Given task. Give a verbatim quotation of every record.

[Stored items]
'''
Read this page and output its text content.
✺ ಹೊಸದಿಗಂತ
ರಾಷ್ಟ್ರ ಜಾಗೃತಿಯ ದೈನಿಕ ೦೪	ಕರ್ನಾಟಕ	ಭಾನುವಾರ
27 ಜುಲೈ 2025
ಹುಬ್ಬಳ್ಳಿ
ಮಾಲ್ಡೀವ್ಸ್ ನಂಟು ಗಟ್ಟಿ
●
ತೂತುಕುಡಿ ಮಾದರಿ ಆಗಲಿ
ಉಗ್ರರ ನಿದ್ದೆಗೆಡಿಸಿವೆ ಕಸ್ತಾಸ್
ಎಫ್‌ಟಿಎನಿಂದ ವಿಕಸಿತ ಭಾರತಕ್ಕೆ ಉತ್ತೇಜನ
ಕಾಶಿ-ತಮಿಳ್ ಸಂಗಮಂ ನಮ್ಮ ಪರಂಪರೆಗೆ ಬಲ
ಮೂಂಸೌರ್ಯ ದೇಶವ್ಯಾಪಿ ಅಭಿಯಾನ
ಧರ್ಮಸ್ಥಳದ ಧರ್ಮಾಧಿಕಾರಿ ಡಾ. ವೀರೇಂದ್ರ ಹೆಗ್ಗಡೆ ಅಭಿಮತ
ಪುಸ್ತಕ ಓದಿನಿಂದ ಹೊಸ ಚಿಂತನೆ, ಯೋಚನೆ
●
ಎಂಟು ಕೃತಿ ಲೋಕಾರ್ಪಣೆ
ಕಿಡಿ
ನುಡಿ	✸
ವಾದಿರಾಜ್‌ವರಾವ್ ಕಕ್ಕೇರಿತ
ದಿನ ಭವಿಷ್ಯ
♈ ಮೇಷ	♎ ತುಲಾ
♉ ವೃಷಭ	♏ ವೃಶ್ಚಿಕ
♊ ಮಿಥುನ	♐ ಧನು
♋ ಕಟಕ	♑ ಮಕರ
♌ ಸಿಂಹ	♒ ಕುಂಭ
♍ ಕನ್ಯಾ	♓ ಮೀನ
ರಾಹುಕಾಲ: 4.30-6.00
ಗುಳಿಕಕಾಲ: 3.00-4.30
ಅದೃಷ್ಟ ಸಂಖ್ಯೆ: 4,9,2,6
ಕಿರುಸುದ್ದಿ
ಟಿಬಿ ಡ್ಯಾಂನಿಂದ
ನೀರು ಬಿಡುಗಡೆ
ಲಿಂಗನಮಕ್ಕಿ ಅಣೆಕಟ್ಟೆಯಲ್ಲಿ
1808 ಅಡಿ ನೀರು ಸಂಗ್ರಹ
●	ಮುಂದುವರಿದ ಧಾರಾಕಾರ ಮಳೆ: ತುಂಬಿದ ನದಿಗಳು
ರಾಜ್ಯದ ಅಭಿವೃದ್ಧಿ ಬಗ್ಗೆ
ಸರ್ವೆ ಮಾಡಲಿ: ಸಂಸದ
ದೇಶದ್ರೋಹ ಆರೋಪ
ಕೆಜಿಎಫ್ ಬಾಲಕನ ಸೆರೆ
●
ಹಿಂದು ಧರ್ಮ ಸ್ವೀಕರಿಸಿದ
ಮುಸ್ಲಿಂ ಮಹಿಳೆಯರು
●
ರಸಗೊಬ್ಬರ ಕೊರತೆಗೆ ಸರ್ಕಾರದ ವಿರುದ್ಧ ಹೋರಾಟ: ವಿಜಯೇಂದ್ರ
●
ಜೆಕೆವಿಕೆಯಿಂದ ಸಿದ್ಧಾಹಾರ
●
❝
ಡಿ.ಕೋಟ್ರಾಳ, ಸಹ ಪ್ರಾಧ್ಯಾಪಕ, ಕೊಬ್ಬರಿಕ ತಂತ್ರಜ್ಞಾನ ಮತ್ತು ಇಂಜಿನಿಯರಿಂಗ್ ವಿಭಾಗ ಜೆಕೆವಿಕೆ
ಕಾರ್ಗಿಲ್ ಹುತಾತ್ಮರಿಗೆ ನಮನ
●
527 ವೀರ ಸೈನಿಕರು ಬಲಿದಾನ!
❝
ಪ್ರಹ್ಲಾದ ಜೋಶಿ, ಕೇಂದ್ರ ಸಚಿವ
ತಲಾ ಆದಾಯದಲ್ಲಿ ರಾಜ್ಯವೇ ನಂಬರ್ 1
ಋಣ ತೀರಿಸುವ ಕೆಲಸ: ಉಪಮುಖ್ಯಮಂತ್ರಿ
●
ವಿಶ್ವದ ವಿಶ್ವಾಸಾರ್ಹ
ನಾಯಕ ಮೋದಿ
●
'''
Reply to the task.
Read this page and output its text content.
✺ ಹೊಸದಿಗಂತ
ರಾಷ್ಟ್ರ ಜಾಗೃತಿಯ ದೈನಿಕ ೦೪	ಕರ್ನಾಟಕ	ಭಾನುವಾರ
27 ಜುಲೈ 2025
ಹುಬ್ಬಳ್ಳಿ
ಮಾಲ್ಡೀವ್ಸ್ ನಂಟು ಗಟ್ಟಿ
●
ತೂತುಕುಡಿ ಮಾದರಿ ಆಗಲಿ
ಉಗ್ರರ ನಿದ್ದೆಗೆಡಿಸಿವೆ ಕಸ್ತಾಸ್
ಎಫ್‌ಟಿಎನಿಂದ ವಿಕಸಿತ ಭಾರತಕ್ಕೆ ಉತ್ತೇಜನ
ಕಾಶಿ-ತಮಿಳ್ ಸಂಗಮಂ ನಮ್ಮ ಪರಂಪರೆಗೆ ಬಲ
ಮೂಂಸೌರ್ಯ ದೇಶವ್ಯಾಪಿ ಅಭಿಯಾನ
ಧರ್ಮಸ್ಥಳದ ಧರ್ಮಾಧಿಕಾರಿ ಡಾ. ವೀರೇಂದ್ರ ಹೆಗ್ಗಡೆ ಅಭಿಮತ
ಪುಸ್ತಕ ಓದಿನಿಂದ ಹೊಸ ಚಿಂತನೆ, ಯೋಚನೆ
●
ಎಂಟು ಕೃತಿ ಲೋಕಾರ್ಪಣೆ
ಕಿಡಿ
ನುಡಿ	✸
ವಾದಿರಾಜ್‌ವರಾವ್ ಕಕ್ಕೇರಿತ
ದಿನ ಭವಿಷ್ಯ
♈ ಮೇಷ	♎ ತುಲಾ
♉ ವೃಷಭ	♏ ವೃಶ್ಚಿಕ
♊ ಮಿಥುನ	♐ ಧನು
♋ ಕಟಕ	♑ ಮಕರ
♌ ಸಿಂಹ	♒ ಕುಂಭ
♍ ಕನ್ಯಾ	♓ ಮೀನ
ರಾಹುಕಾಲ: 4.30-6.00
ಗುಳಿಕಕಾಲ: 3.00-4.30
ಅದೃಷ್ಟ ಸಂಖ್ಯೆ: 4,9,2,6
ಕಿರುಸುದ್ದಿ
ಟಿಬಿ ಡ್ಯಾಂನಿಂದ
ನೀರು ಬಿಡುಗಡೆ
ಲಿಂಗನಮಕ್ಕಿ ಅಣೆಕಟ್ಟೆಯಲ್ಲಿ
1808 ಅಡಿ ನೀರು ಸಂಗ್ರಹ
●	ಮುಂದುವರಿದ ಧಾರಾಕಾರ ಮಳೆ: ತುಂಬಿದ ನದಿಗಳು
ರಾಜ್ಯದ ಅಭಿವೃದ್ಧಿ ಬಗ್ಗೆ
ಸರ್ವೆ ಮಾಡಲಿ: ಸಂಸದ
ದೇಶದ್ರೋಹ ಆರೋಪ
ಕೆಜಿಎಫ್ ಬಾಲಕನ ಸೆರೆ
●
ಹಿಂದು ಧರ್ಮ ಸ್ವೀಕರಿಸಿದ
ಮುಸ್ಲಿಂ ಮಹಿಳೆಯರು
●
ರಸಗೊಬ್ಬರ ಕೊರತೆಗೆ ಸರ್ಕಾರದ ವಿರುದ್ಧ ಹೋರಾಟ: ವಿಜಯೇಂದ್ರ
●
ಜೆಕೆವಿಕೆಯಿಂದ ಸಿದ್ಧಾಹಾರ
●
❝
ಡಿ.ಕೋಟ್ರಾಳ, ಸಹ ಪ್ರಾಧ್ಯಾಪಕ, ಕೊಬ್ಬರಿಕ ತಂತ್ರಜ್ಞಾನ ಮತ್ತು ಇಂಜಿನಿಯರಿಂಗ್ ವಿಭಾಗ ಜೆಕೆವಿಕೆ
ಕಾರ್ಗಿಲ್ ಹುತಾತ್ಮರಿಗೆ ನಮನ
●
527 ವೀರ ಸೈನಿಕರು ಬಲಿದಾನ!
❝
ಪ್ರಹ್ಲಾದ ಜೋಶಿ, ಕೇಂದ್ರ ಸಚಿವ
ತಲಾ ಆದಾಯದಲ್ಲಿ ರಾಜ್ಯವೇ ನಂಬರ್ 1
ಋಣ ತೀರಿಸುವ ಕೆಲಸ: ಉಪಮುಖ್ಯಮಂತ್ರಿ
●
ವಿಶ್ವದ ವಿಶ್ವಾಸಾರ್ಹ
ನಾಯಕ ಮೋದಿ
●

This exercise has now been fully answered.